• **Aim of the exercise**
Check every line of the material below for "chevron". Give the number of lines that have it, and only that.

• **Data**
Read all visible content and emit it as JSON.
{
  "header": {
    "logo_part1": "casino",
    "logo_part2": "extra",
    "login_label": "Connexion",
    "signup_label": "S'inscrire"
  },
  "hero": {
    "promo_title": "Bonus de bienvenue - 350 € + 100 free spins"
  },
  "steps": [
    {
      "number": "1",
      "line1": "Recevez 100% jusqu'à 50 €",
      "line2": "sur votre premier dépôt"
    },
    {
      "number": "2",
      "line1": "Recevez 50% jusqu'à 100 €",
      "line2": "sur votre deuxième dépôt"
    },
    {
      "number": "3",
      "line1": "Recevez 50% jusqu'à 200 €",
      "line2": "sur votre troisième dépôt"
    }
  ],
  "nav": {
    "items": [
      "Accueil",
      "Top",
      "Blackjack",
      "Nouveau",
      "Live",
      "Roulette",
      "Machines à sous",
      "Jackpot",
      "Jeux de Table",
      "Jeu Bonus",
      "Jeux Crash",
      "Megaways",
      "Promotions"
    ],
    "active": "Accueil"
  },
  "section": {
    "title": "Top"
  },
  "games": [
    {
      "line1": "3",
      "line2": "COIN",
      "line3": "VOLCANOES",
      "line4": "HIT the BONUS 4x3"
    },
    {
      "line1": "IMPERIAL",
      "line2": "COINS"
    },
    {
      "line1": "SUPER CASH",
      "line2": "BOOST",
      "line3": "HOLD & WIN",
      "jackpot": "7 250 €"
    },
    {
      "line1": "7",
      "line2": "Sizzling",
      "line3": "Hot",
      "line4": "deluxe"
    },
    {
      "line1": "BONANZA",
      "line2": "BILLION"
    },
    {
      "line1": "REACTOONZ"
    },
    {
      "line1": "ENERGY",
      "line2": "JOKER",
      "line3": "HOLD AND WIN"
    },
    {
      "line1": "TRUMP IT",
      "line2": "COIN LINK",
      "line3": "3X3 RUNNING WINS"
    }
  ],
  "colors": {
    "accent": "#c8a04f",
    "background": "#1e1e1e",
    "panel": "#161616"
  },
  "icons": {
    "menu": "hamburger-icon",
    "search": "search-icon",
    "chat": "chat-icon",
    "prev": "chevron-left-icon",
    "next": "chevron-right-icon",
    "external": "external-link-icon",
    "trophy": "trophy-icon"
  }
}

• **Worked answer**
2